[Stored data entries]
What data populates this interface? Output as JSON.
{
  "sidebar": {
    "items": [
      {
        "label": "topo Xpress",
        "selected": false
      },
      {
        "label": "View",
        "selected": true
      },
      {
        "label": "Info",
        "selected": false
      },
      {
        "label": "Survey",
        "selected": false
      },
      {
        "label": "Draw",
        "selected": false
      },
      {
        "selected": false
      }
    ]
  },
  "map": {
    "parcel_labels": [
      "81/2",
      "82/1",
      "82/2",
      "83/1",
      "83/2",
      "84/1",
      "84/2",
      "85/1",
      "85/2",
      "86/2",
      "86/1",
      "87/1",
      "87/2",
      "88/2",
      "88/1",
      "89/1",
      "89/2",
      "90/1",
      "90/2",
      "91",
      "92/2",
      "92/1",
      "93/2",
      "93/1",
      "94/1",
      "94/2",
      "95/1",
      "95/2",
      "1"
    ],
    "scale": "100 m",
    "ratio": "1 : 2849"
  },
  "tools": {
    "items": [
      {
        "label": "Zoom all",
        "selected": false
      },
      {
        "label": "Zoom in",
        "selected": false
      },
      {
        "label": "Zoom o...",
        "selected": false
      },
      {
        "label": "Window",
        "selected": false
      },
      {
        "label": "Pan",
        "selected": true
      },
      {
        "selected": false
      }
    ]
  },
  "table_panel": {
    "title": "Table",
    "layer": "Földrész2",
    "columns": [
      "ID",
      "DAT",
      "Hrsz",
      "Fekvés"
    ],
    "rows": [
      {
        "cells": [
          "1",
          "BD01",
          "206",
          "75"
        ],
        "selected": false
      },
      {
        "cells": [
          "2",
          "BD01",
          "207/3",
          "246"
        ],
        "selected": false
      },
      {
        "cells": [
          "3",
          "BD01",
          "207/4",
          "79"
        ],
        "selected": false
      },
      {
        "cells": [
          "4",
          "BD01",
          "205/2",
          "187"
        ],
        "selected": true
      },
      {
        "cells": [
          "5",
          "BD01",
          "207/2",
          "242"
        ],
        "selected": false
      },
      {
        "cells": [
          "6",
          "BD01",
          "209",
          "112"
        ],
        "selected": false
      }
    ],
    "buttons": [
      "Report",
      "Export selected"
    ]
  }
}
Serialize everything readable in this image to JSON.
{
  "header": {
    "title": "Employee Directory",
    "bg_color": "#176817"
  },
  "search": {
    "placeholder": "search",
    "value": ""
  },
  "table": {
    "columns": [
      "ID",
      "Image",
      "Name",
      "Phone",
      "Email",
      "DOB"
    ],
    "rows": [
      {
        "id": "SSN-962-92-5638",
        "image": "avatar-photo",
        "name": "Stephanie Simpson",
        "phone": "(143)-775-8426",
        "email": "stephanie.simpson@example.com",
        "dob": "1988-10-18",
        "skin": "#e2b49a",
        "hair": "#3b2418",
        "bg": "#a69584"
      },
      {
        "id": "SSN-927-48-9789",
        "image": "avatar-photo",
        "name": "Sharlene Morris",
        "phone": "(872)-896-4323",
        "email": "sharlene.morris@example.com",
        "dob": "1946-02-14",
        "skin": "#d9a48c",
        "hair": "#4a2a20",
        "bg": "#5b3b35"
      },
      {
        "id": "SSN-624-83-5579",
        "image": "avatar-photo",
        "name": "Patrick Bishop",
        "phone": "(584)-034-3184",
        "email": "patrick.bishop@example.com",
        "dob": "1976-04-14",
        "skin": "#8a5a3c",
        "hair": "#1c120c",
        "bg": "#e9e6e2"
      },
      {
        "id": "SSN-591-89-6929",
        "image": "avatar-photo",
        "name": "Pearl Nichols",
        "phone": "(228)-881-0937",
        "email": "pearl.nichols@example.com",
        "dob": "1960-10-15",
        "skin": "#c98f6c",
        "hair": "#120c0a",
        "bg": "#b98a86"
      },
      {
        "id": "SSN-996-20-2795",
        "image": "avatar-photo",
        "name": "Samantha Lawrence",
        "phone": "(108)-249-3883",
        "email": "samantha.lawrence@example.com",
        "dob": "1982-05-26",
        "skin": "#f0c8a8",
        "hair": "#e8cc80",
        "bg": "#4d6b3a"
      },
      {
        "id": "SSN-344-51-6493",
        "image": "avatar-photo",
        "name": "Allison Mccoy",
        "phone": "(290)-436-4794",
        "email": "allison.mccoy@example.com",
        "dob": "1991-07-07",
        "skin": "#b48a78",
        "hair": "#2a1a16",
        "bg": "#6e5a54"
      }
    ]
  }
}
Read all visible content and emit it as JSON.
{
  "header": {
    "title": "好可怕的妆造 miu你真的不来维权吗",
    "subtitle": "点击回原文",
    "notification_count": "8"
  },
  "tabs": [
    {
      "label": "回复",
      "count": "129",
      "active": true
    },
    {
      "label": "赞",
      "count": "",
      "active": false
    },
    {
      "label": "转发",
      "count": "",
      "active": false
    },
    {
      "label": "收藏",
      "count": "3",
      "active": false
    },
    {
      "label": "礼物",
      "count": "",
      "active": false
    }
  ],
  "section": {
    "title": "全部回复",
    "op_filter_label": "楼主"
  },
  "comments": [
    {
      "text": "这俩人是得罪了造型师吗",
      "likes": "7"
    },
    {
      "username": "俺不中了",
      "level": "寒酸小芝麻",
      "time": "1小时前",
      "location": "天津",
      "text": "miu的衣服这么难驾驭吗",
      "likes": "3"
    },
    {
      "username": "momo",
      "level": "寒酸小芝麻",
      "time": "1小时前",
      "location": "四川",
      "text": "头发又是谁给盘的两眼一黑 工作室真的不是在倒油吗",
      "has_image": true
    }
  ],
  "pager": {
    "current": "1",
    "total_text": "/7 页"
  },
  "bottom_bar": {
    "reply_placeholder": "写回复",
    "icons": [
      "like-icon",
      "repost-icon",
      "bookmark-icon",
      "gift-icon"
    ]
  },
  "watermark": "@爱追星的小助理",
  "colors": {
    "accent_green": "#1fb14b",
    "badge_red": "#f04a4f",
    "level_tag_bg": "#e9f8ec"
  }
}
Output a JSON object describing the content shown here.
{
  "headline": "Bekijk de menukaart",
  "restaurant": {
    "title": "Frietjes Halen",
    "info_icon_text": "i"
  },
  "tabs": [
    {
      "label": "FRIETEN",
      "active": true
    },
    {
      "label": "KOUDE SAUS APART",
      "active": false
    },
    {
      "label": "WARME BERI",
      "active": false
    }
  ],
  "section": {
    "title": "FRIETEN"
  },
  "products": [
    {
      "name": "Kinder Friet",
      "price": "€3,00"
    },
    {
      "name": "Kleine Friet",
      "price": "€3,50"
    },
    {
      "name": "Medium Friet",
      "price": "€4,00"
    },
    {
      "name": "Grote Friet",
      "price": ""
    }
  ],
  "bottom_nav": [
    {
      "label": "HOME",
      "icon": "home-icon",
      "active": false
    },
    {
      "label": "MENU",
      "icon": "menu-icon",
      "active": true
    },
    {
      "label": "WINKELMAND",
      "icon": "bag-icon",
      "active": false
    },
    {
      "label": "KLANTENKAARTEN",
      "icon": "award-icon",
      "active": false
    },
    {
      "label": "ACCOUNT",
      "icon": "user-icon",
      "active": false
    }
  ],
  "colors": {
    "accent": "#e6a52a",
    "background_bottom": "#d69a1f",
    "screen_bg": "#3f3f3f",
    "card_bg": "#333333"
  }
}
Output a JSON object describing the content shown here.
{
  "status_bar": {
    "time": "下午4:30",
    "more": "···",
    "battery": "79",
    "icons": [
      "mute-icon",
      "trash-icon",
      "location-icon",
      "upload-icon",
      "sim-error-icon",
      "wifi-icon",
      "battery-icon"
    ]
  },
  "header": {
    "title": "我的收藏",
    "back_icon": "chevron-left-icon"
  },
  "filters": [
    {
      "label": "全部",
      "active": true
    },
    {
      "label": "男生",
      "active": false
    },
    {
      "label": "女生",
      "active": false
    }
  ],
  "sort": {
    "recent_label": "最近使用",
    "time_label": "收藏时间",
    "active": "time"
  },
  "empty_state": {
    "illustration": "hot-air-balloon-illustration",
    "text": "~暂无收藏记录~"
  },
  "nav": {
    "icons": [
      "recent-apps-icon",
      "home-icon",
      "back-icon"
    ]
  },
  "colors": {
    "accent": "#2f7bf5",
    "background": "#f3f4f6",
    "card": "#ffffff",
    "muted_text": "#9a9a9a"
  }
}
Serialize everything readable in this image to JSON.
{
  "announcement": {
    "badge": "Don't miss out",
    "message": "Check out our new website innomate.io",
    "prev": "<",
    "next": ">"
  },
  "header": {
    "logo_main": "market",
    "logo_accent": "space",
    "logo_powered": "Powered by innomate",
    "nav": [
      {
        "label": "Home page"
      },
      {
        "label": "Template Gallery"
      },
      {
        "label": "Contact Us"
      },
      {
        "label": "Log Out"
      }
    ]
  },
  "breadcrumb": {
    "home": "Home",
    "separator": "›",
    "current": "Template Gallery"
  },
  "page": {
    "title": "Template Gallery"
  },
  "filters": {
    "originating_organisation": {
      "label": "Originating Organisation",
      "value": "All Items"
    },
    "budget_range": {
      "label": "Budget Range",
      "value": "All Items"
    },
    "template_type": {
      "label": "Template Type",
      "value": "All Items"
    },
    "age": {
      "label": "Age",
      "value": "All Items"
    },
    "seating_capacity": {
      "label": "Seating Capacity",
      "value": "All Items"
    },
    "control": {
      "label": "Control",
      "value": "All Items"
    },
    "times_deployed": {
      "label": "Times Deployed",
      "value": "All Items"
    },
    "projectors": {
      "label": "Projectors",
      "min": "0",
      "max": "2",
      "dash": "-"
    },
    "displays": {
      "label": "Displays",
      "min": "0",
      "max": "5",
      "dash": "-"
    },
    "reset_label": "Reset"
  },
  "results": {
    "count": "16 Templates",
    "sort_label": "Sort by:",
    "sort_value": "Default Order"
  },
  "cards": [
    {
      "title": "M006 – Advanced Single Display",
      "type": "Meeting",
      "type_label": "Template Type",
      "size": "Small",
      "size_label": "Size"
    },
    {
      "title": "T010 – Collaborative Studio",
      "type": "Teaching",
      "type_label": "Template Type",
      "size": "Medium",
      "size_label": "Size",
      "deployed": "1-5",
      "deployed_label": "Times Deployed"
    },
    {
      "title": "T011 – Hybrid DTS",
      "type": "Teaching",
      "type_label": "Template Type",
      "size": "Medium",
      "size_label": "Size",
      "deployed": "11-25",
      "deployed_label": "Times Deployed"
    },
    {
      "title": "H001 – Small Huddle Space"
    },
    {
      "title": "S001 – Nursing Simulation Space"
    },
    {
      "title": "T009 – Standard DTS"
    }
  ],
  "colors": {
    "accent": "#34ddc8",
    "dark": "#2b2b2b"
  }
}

### TASK:
Identify and list each line with the word "hair".

### THE ANSWER:
        "hair": "#3b2418",
        "hair": "#4a2a20",
        "hair": "#1c120c",
        "hair": "#120c0a",
        "hair": "#e8cc80",
        "hair": "#2a1a16",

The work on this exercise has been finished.